§ Dataset records
==================================================
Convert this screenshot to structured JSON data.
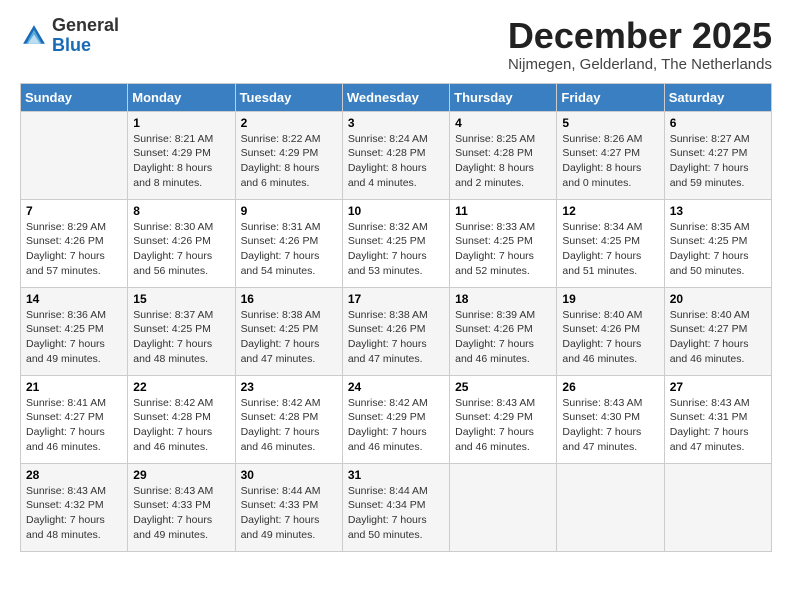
{
  "logo": {
    "general": "General",
    "blue": "Blue"
  },
  "header": {
    "month_year": "December 2025",
    "location": "Nijmegen, Gelderland, The Netherlands"
  },
  "days_of_week": [
    "Sunday",
    "Monday",
    "Tuesday",
    "Wednesday",
    "Thursday",
    "Friday",
    "Saturday"
  ],
  "weeks": [
    [
      {
        "day": "",
        "sunrise": "",
        "sunset": "",
        "daylight": ""
      },
      {
        "day": "1",
        "sunrise": "Sunrise: 8:21 AM",
        "sunset": "Sunset: 4:29 PM",
        "daylight": "Daylight: 8 hours and 8 minutes."
      },
      {
        "day": "2",
        "sunrise": "Sunrise: 8:22 AM",
        "sunset": "Sunset: 4:29 PM",
        "daylight": "Daylight: 8 hours and 6 minutes."
      },
      {
        "day": "3",
        "sunrise": "Sunrise: 8:24 AM",
        "sunset": "Sunset: 4:28 PM",
        "daylight": "Daylight: 8 hours and 4 minutes."
      },
      {
        "day": "4",
        "sunrise": "Sunrise: 8:25 AM",
        "sunset": "Sunset: 4:28 PM",
        "daylight": "Daylight: 8 hours and 2 minutes."
      },
      {
        "day": "5",
        "sunrise": "Sunrise: 8:26 AM",
        "sunset": "Sunset: 4:27 PM",
        "daylight": "Daylight: 8 hours and 0 minutes."
      },
      {
        "day": "6",
        "sunrise": "Sunrise: 8:27 AM",
        "sunset": "Sunset: 4:27 PM",
        "daylight": "Daylight: 7 hours and 59 minutes."
      }
    ],
    [
      {
        "day": "7",
        "sunrise": "Sunrise: 8:29 AM",
        "sunset": "Sunset: 4:26 PM",
        "daylight": "Daylight: 7 hours and 57 minutes."
      },
      {
        "day": "8",
        "sunrise": "Sunrise: 8:30 AM",
        "sunset": "Sunset: 4:26 PM",
        "daylight": "Daylight: 7 hours and 56 minutes."
      },
      {
        "day": "9",
        "sunrise": "Sunrise: 8:31 AM",
        "sunset": "Sunset: 4:26 PM",
        "daylight": "Daylight: 7 hours and 54 minutes."
      },
      {
        "day": "10",
        "sunrise": "Sunrise: 8:32 AM",
        "sunset": "Sunset: 4:25 PM",
        "daylight": "Daylight: 7 hours and 53 minutes."
      },
      {
        "day": "11",
        "sunrise": "Sunrise: 8:33 AM",
        "sunset": "Sunset: 4:25 PM",
        "daylight": "Daylight: 7 hours and 52 minutes."
      },
      {
        "day": "12",
        "sunrise": "Sunrise: 8:34 AM",
        "sunset": "Sunset: 4:25 PM",
        "daylight": "Daylight: 7 hours and 51 minutes."
      },
      {
        "day": "13",
        "sunrise": "Sunrise: 8:35 AM",
        "sunset": "Sunset: 4:25 PM",
        "daylight": "Daylight: 7 hours and 50 minutes."
      }
    ],
    [
      {
        "day": "14",
        "sunrise": "Sunrise: 8:36 AM",
        "sunset": "Sunset: 4:25 PM",
        "daylight": "Daylight: 7 hours and 49 minutes."
      },
      {
        "day": "15",
        "sunrise": "Sunrise: 8:37 AM",
        "sunset": "Sunset: 4:25 PM",
        "daylight": "Daylight: 7 hours and 48 minutes."
      },
      {
        "day": "16",
        "sunrise": "Sunrise: 8:38 AM",
        "sunset": "Sunset: 4:25 PM",
        "daylight": "Daylight: 7 hours and 47 minutes."
      },
      {
        "day": "17",
        "sunrise": "Sunrise: 8:38 AM",
        "sunset": "Sunset: 4:26 PM",
        "daylight": "Daylight: 7 hours and 47 minutes."
      },
      {
        "day": "18",
        "sunrise": "Sunrise: 8:39 AM",
        "sunset": "Sunset: 4:26 PM",
        "daylight": "Daylight: 7 hours and 46 minutes."
      },
      {
        "day": "19",
        "sunrise": "Sunrise: 8:40 AM",
        "sunset": "Sunset: 4:26 PM",
        "daylight": "Daylight: 7 hours and 46 minutes."
      },
      {
        "day": "20",
        "sunrise": "Sunrise: 8:40 AM",
        "sunset": "Sunset: 4:27 PM",
        "daylight": "Daylight: 7 hours and 46 minutes."
      }
    ],
    [
      {
        "day": "21",
        "sunrise": "Sunrise: 8:41 AM",
        "sunset": "Sunset: 4:27 PM",
        "daylight": "Daylight: 7 hours and 46 minutes."
      },
      {
        "day": "22",
        "sunrise": "Sunrise: 8:42 AM",
        "sunset": "Sunset: 4:28 PM",
        "daylight": "Daylight: 7 hours and 46 minutes."
      },
      {
        "day": "23",
        "sunrise": "Sunrise: 8:42 AM",
        "sunset": "Sunset: 4:28 PM",
        "daylight": "Daylight: 7 hours and 46 minutes."
      },
      {
        "day": "24",
        "sunrise": "Sunrise: 8:42 AM",
        "sunset": "Sunset: 4:29 PM",
        "daylight": "Daylight: 7 hours and 46 minutes."
      },
      {
        "day": "25",
        "sunrise": "Sunrise: 8:43 AM",
        "sunset": "Sunset: 4:29 PM",
        "daylight": "Daylight: 7 hours and 46 minutes."
      },
      {
        "day": "26",
        "sunrise": "Sunrise: 8:43 AM",
        "sunset": "Sunset: 4:30 PM",
        "daylight": "Daylight: 7 hours and 47 minutes."
      },
      {
        "day": "27",
        "sunrise": "Sunrise: 8:43 AM",
        "sunset": "Sunset: 4:31 PM",
        "daylight": "Daylight: 7 hours and 47 minutes."
      }
    ],
    [
      {
        "day": "28",
        "sunrise": "Sunrise: 8:43 AM",
        "sunset": "Sunset: 4:32 PM",
        "daylight": "Daylight: 7 hours and 48 minutes."
      },
      {
        "day": "29",
        "sunrise": "Sunrise: 8:43 AM",
        "sunset": "Sunset: 4:33 PM",
        "daylight": "Daylight: 7 hours and 49 minutes."
      },
      {
        "day": "30",
        "sunrise": "Sunrise: 8:44 AM",
        "sunset": "Sunset: 4:33 PM",
        "daylight": "Daylight: 7 hours and 49 minutes."
      },
      {
        "day": "31",
        "sunrise": "Sunrise: 8:44 AM",
        "sunset": "Sunset: 4:34 PM",
        "daylight": "Daylight: 7 hours and 50 minutes."
      },
      {
        "day": "",
        "sunrise": "",
        "sunset": "",
        "daylight": ""
      },
      {
        "day": "",
        "sunrise": "",
        "sunset": "",
        "daylight": ""
      },
      {
        "day": "",
        "sunrise": "",
        "sunset": "",
        "daylight": ""
      }
    ]
  ]
}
==================================================
The pictures in the entries should be left out; output everything else exactly.

Convert this screenshot to structured JSON data.
{
  "logo": {
    "general": "General",
    "blue": "Blue"
  },
  "header": {
    "month_year": "December 2025",
    "location": "Nijmegen, Gelderland, The Netherlands"
  },
  "days_of_week": [
    "Sunday",
    "Monday",
    "Tuesday",
    "Wednesday",
    "Thursday",
    "Friday",
    "Saturday"
  ],
  "weeks": [
    [
      {
        "day": "",
        "sunrise": "",
        "sunset": "",
        "daylight": ""
      },
      {
        "day": "1",
        "sunrise": "Sunrise: 8:21 AM",
        "sunset": "Sunset: 4:29 PM",
        "daylight": "Daylight: 8 hours and 8 minutes."
      },
      {
        "day": "2",
        "sunrise": "Sunrise: 8:22 AM",
        "sunset": "Sunset: 4:29 PM",
        "daylight": "Daylight: 8 hours and 6 minutes."
      },
      {
        "day": "3",
        "sunrise": "Sunrise: 8:24 AM",
        "sunset": "Sunset: 4:28 PM",
        "daylight": "Daylight: 8 hours and 4 minutes."
      },
      {
        "day": "4",
        "sunrise": "Sunrise: 8:25 AM",
        "sunset": "Sunset: 4:28 PM",
        "daylight": "Daylight: 8 hours and 2 minutes."
      },
      {
        "day": "5",
        "sunrise": "Sunrise: 8:26 AM",
        "sunset": "Sunset: 4:27 PM",
        "daylight": "Daylight: 8 hours and 0 minutes."
      },
      {
        "day": "6",
        "sunrise": "Sunrise: 8:27 AM",
        "sunset": "Sunset: 4:27 PM",
        "daylight": "Daylight: 7 hours and 59 minutes."
      }
    ],
    [
      {
        "day": "7",
        "sunrise": "Sunrise: 8:29 AM",
        "sunset": "Sunset: 4:26 PM",
        "daylight": "Daylight: 7 hours and 57 minutes."
      },
      {
        "day": "8",
        "sunrise": "Sunrise: 8:30 AM",
        "sunset": "Sunset: 4:26 PM",
        "daylight": "Daylight: 7 hours and 56 minutes."
      },
      {
        "day": "9",
        "sunrise": "Sunrise: 8:31 AM",
        "sunset": "Sunset: 4:26 PM",
        "daylight": "Daylight: 7 hours and 54 minutes."
      },
      {
        "day": "10",
        "sunrise": "Sunrise: 8:32 AM",
        "sunset": "Sunset: 4:25 PM",
        "daylight": "Daylight: 7 hours and 53 minutes."
      },
      {
        "day": "11",
        "sunrise": "Sunrise: 8:33 AM",
        "sunset": "Sunset: 4:25 PM",
        "daylight": "Daylight: 7 hours and 52 minutes."
      },
      {
        "day": "12",
        "sunrise": "Sunrise: 8:34 AM",
        "sunset": "Sunset: 4:25 PM",
        "daylight": "Daylight: 7 hours and 51 minutes."
      },
      {
        "day": "13",
        "sunrise": "Sunrise: 8:35 AM",
        "sunset": "Sunset: 4:25 PM",
        "daylight": "Daylight: 7 hours and 50 minutes."
      }
    ],
    [
      {
        "day": "14",
        "sunrise": "Sunrise: 8:36 AM",
        "sunset": "Sunset: 4:25 PM",
        "daylight": "Daylight: 7 hours and 49 minutes."
      },
      {
        "day": "15",
        "sunrise": "Sunrise: 8:37 AM",
        "sunset": "Sunset: 4:25 PM",
        "daylight": "Daylight: 7 hours and 48 minutes."
      },
      {
        "day": "16",
        "sunrise": "Sunrise: 8:38 AM",
        "sunset": "Sunset: 4:25 PM",
        "daylight": "Daylight: 7 hours and 47 minutes."
      },
      {
        "day": "17",
        "sunrise": "Sunrise: 8:38 AM",
        "sunset": "Sunset: 4:26 PM",
        "daylight": "Daylight: 7 hours and 47 minutes."
      },
      {
        "day": "18",
        "sunrise": "Sunrise: 8:39 AM",
        "sunset": "Sunset: 4:26 PM",
        "daylight": "Daylight: 7 hours and 46 minutes."
      },
      {
        "day": "19",
        "sunrise": "Sunrise: 8:40 AM",
        "sunset": "Sunset: 4:26 PM",
        "daylight": "Daylight: 7 hours and 46 minutes."
      },
      {
        "day": "20",
        "sunrise": "Sunrise: 8:40 AM",
        "sunset": "Sunset: 4:27 PM",
        "daylight": "Daylight: 7 hours and 46 minutes."
      }
    ],
    [
      {
        "day": "21",
        "sunrise": "Sunrise: 8:41 AM",
        "sunset": "Sunset: 4:27 PM",
        "daylight": "Daylight: 7 hours and 46 minutes."
      },
      {
        "day": "22",
        "sunrise": "Sunrise: 8:42 AM",
        "sunset": "Sunset: 4:28 PM",
        "daylight": "Daylight: 7 hours and 46 minutes."
      },
      {
        "day": "23",
        "sunrise": "Sunrise: 8:42 AM",
        "sunset": "Sunset: 4:28 PM",
        "daylight": "Daylight: 7 hours and 46 minutes."
      },
      {
        "day": "24",
        "sunrise": "Sunrise: 8:42 AM",
        "sunset": "Sunset: 4:29 PM",
        "daylight": "Daylight: 7 hours and 46 minutes."
      },
      {
        "day": "25",
        "sunrise": "Sunrise: 8:43 AM",
        "sunset": "Sunset: 4:29 PM",
        "daylight": "Daylight: 7 hours and 46 minutes."
      },
      {
        "day": "26",
        "sunrise": "Sunrise: 8:43 AM",
        "sunset": "Sunset: 4:30 PM",
        "daylight": "Daylight: 7 hours and 47 minutes."
      },
      {
        "day": "27",
        "sunrise": "Sunrise: 8:43 AM",
        "sunset": "Sunset: 4:31 PM",
        "daylight": "Daylight: 7 hours and 47 minutes."
      }
    ],
    [
      {
        "day": "28",
        "sunrise": "Sunrise: 8:43 AM",
        "sunset": "Sunset: 4:32 PM",
        "daylight": "Daylight: 7 hours and 48 minutes."
      },
      {
        "day": "29",
        "sunrise": "Sunrise: 8:43 AM",
        "sunset": "Sunset: 4:33 PM",
        "daylight": "Daylight: 7 hours and 49 minutes."
      },
      {
        "day": "30",
        "sunrise": "Sunrise: 8:44 AM",
        "sunset": "Sunset: 4:33 PM",
        "daylight": "Daylight: 7 hours and 49 minutes."
      },
      {
        "day": "31",
        "sunrise": "Sunrise: 8:44 AM",
        "sunset": "Sunset: 4:34 PM",
        "daylight": "Daylight: 7 hours and 50 minutes."
      },
      {
        "day": "",
        "sunrise": "",
        "sunset": "",
        "daylight": ""
      },
      {
        "day": "",
        "sunrise": "",
        "sunset": "",
        "daylight": ""
      },
      {
        "day": "",
        "sunrise": "",
        "sunset": "",
        "daylight": ""
      }
    ]
  ]
}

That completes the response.